THE EXERCISE:
State the number of lines that contain "document", with no other text.
==*==
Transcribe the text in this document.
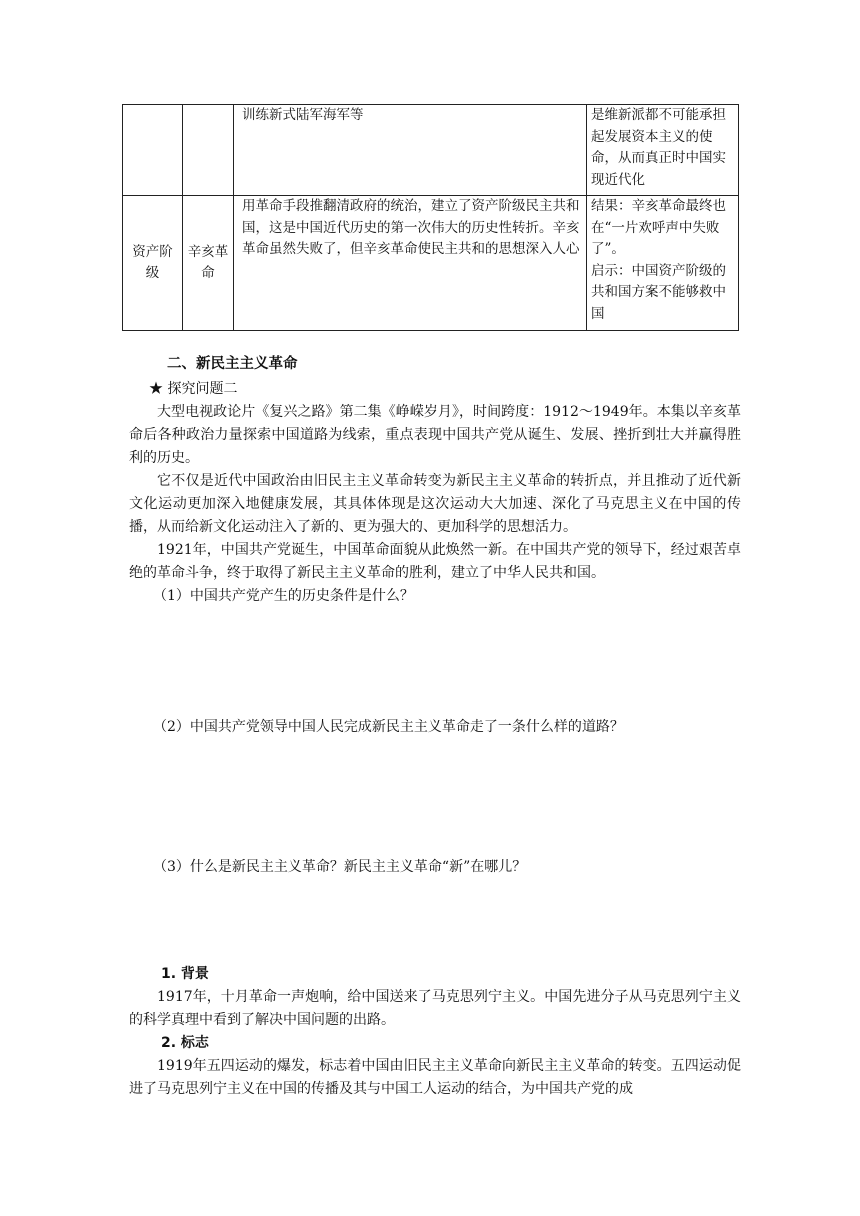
		训练新式陆军海军等	是维新派都不可能承担起发展资本主义的使命，从而真正时中国实现近代化
资产阶级	辛亥革命	用革命手段推翻清政府的统治，建立了资产阶级民主共和国，这是中国近代历史的第一次伟大的历史性转折。辛亥革命虽然失败了，但辛亥革命使民主共和的思想深入人心	结果：辛亥革命最终也在“一片欢呼声中失败了”。
启示：中国资产阶级的共和国方案不能够救中国
二、新民主主义革命

★ 探究问题二

大型电视政论片《复兴之路》第二集《峥嵘岁月》，时间跨度：1912～1949年。本集以辛亥革命后各种政治力量探索中国道路为线索，重点表现中国共产党从诞生、发展、挫折到壮大并赢得胜利的历史。

它不仅是近代中国政治由旧民主主义革命转变为新民主主义革命的转折点，并且推动了近代新文化运动更加深入地健康发展，其具体体现是这次运动大大加速、深化了马克思主义在中国的传播，从而给新文化运动注入了新的、更为强大的、更加科学的思想活力。

1921年，中国共产党诞生，中国革命面貌从此焕然一新。在中国共产党的领导下，经过艰苦卓绝的革命斗争，终于取得了新民主主义革命的胜利，建立了中华人民共和国。

（1）中国共产党产生的历史条件是什么？

（2）中国共产党领导中国人民完成新民主主义革命走了一条什么样的道路？

（3）什么是新民主主义革命？新民主主义革命“新”在哪儿？

1. 背景

1917年，十月革命一声炮响，给中国送来了马克思列宁主义。中国先进分子从马克思列宁主义的科学真理中看到了解决中国问题的出路。

2. 标志

1919年五四运动的爆发，标志着中国由旧民主主义革命向新民主主义革命的转变。五四运动促进了马克思列宁主义在中国的传播及其与中国工人运动的结合，为中国共产党的成
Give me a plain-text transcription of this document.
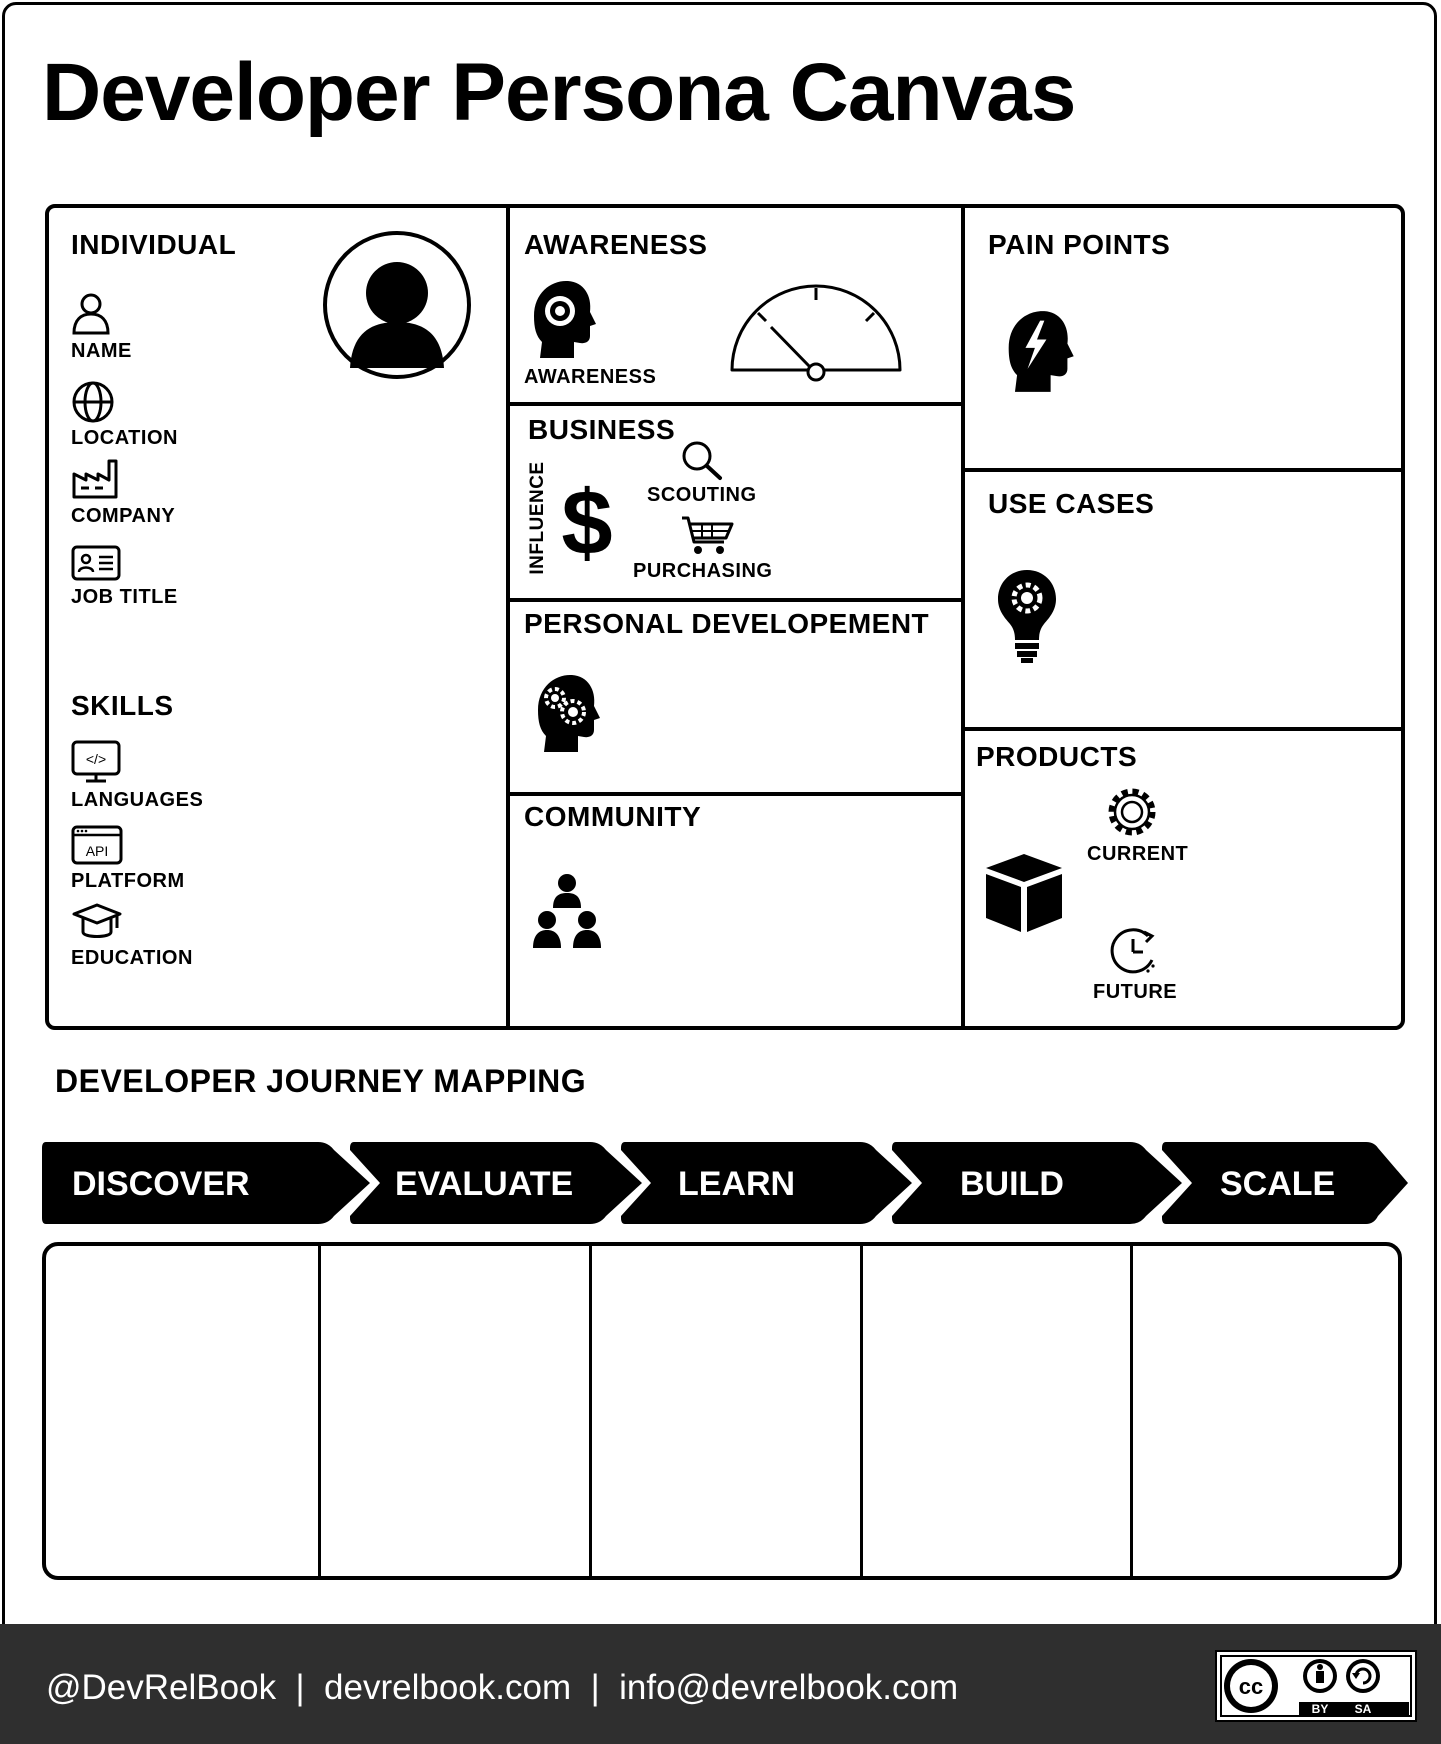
Developer Persona Canvas
INDIVIDUAL
NAME
LOCATION
COMPANY
JOB TITLE
SKILLS
</>
LANGUAGES
API
PLATFORM
EDUCATION
AWARENESS
AWARENESS
BUSINESS
INFLUENCE $ SCOUTING
PURCHASING
PERSONAL DEVELOPEMENT
COMMUNITY
PAIN POINTS
USE CASES
PRODUCTS
CURRENT
FUTURE
DEVELOPER JOURNEY MAPPING
DISCOVER	EVALUATE	LEARN	BUILD	SCALE
@DevRelBook  |  devrelbook.com  |  info@devrelbook.com	cc
BY SA
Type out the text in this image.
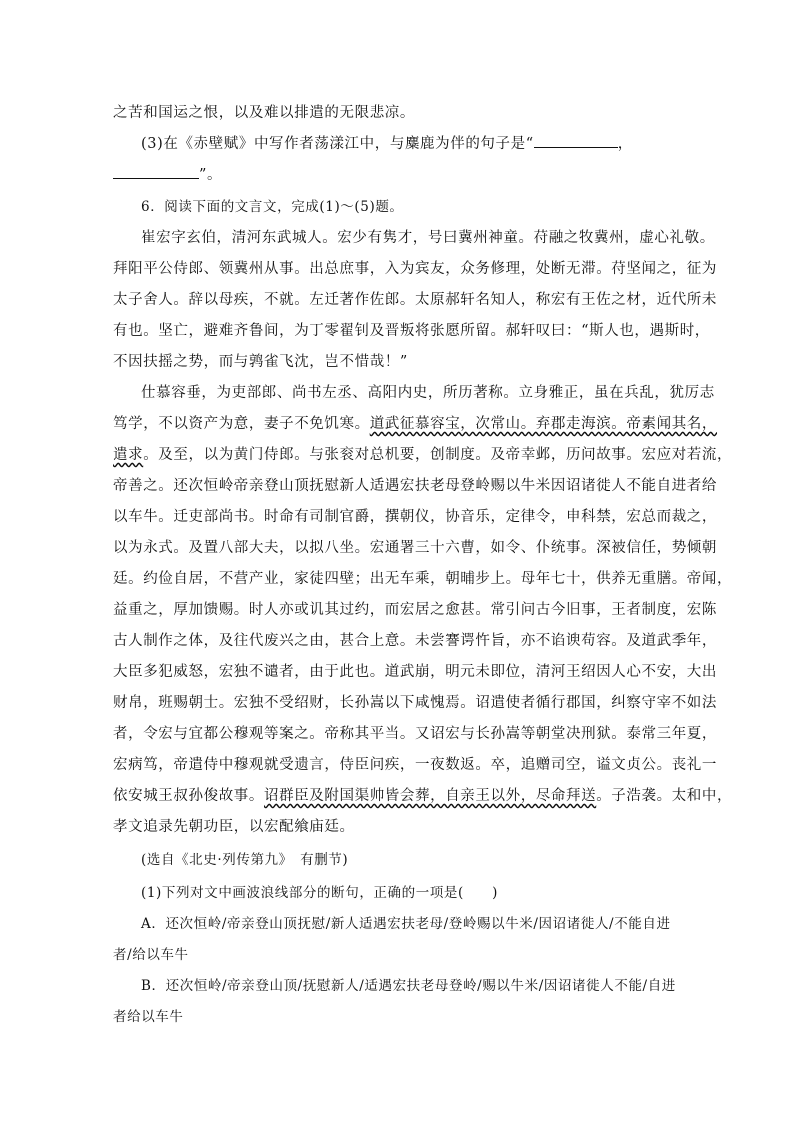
之苦和国运之恨，以及难以排遣的无限悲凉。
(3)在《赤壁赋》中写作者荡漾江中，与麋鹿为伴的句子是“	，
”。
6．阅读下面的文言文，完成(1)～(5)题。
崔宏字玄伯，清河东武城人。宏少有隽才，号曰冀州神童。苻融之牧冀州，虚心礼敬。
拜阳平公侍郎、领冀州从事。出总庶事，入为宾友，众务修理，处断无滞。苻坚闻之，征为
太子舍人。辞以母疾，不就。左迁著作佐郎。太原郝轩名知人，称宏有王佐之材，近代所未
有也。坚亡，避难齐鲁间，为丁零翟钊及晋叛将张愿所留。郝轩叹曰：“斯人也，遇斯时，
不因扶摇之势，而与鹑雀飞沈，岂不惜哉！”
仕慕容垂，为吏部郎、尚书左丞、高阳内史，所历著称。立身雅正，虽在兵乱，犹厉志
笃学，不以资产为意，妻子不免饥寒。道武征慕容宝，次常山。弃郡走海滨。帝素闻其名，
遣求。及至，以为黄门侍郎。与张衮对总机要，创制度。及帝幸邺，历问故事。宏应对若流，
帝善之。还次恒岭帝亲登山顶抚慰新人适遇宏扶老母登岭赐以牛米因诏诸徙人不能自进者给
以车牛。迁吏部尚书。时命有司制官爵，撰朝仪，协音乐，定律令，申科禁，宏总而裁之，
以为永式。及置八部大夫，以拟八坐。宏通署三十六曹，如令、仆统事。深被信任，势倾朝
廷。约俭自居，不营产业，家徒四壁；出无车乘，朝晡步上。母年七十，供养无重膳。帝闻，
益重之，厚加馈赐。时人亦或讥其过约，而宏居之愈甚。常引问古今旧事，王者制度，宏陈
古人制作之体，及往代废兴之由，甚合上意。未尝謇谔忤旨，亦不谄谀苟容。及道武季年，
大臣多犯威怒，宏独不谴者，由于此也。道武崩，明元未即位，清河王绍因人心不安，大出
财帛，班赐朝士。宏独不受绍财，长孙嵩以下咸愧焉。诏遣使者循行郡国，纠察守宰不如法
者，令宏与宜都公穆观等案之。帝称其平当。又诏宏与长孙嵩等朝堂决刑狱。泰常三年夏，
宏病笃，帝遣侍中穆观就受遗言，侍臣问疾，一夜数返。卒，追赠司空，谥文贞公。丧礼一
依安城王叔孙俊故事。诏群臣及附国渠帅皆会葬，自亲王以外，尽命拜送。子浩袭。太和中，
孝文追录先朝功臣，以宏配飨庙廷。
(选自《北史·列传第九》　有删节)
(1)下列对文中画波浪线部分的断句，正确的一项是(　　)
A．还次恒岭/帝亲登山顶抚慰/新人适遇宏扶老母/登岭赐以牛米/因诏诸徙人/不能自进
者/给以车牛
B．还次恒岭/帝亲登山顶/抚慰新人/适遇宏扶老母登岭/赐以牛米/因诏诸徙人不能/自进
者给以车牛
==*==
COMPLETED EXERCISE:
2